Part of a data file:
==*==
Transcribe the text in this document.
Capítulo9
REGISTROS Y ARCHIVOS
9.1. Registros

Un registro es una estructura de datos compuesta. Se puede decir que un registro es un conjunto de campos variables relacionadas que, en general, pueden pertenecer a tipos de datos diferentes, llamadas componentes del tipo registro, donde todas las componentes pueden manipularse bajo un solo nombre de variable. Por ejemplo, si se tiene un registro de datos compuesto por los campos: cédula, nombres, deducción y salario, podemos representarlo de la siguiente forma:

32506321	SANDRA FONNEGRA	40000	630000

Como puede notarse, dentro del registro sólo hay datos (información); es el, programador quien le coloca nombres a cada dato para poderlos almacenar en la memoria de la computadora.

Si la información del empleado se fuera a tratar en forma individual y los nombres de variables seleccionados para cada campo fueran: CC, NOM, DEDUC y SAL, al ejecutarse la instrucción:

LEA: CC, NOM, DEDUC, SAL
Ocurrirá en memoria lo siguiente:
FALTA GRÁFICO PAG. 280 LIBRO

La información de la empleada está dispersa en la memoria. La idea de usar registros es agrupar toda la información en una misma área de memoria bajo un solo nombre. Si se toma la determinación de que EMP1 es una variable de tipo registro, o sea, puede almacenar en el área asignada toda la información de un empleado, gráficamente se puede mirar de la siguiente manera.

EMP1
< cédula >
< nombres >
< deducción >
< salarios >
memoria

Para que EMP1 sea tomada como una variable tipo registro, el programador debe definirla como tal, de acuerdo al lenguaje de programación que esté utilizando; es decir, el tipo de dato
==*==
Task to carry out:
Write out the data exactly as it stands.

Answer to the task:
Transcribe the text in this document.
Capítulo9
REGISTROS Y ARCHIVOS
9.1. Registros

Un registro es una estructura de datos compuesta. Se puede decir que un registro es un conjunto de campos variables relacionadas que, en general, pueden pertenecer a tipos de datos diferentes, llamadas componentes del tipo registro, donde todas las componentes pueden manipularse bajo un solo nombre de variable. Por ejemplo, si se tiene un registro de datos compuesto por los campos: cédula, nombres, deducción y salario, podemos representarlo de la siguiente forma:

32506321	SANDRA FONNEGRA	40000	630000

Como puede notarse, dentro del registro sólo hay datos (información); es el, programador quien le coloca nombres a cada dato para poderlos almacenar en la memoria de la computadora.

Si la información del empleado se fuera a tratar en forma individual y los nombres de variables seleccionados para cada campo fueran: CC, NOM, DEDUC y SAL, al ejecutarse la instrucción:

LEA: CC, NOM, DEDUC, SAL
Ocurrirá en memoria lo siguiente:
FALTA GRÁFICO PAG. 280 LIBRO

La información de la empleada está dispersa en la memoria. La idea de usar registros es agrupar toda la información en una misma área de memoria bajo un solo nombre. Si se toma la determinación de que EMP1 es una variable de tipo registro, o sea, puede almacenar en el área asignada toda la información de un empleado, gráficamente se puede mirar de la siguiente manera.

EMP1
< cédula >
< nombres >
< deducción >
< salarios >
memoria

Para que EMP1 sea tomada como una variable tipo registro, el programador debe definirla como tal, de acuerdo al lenguaje de programación que esté utilizando; es decir, el tipo de dato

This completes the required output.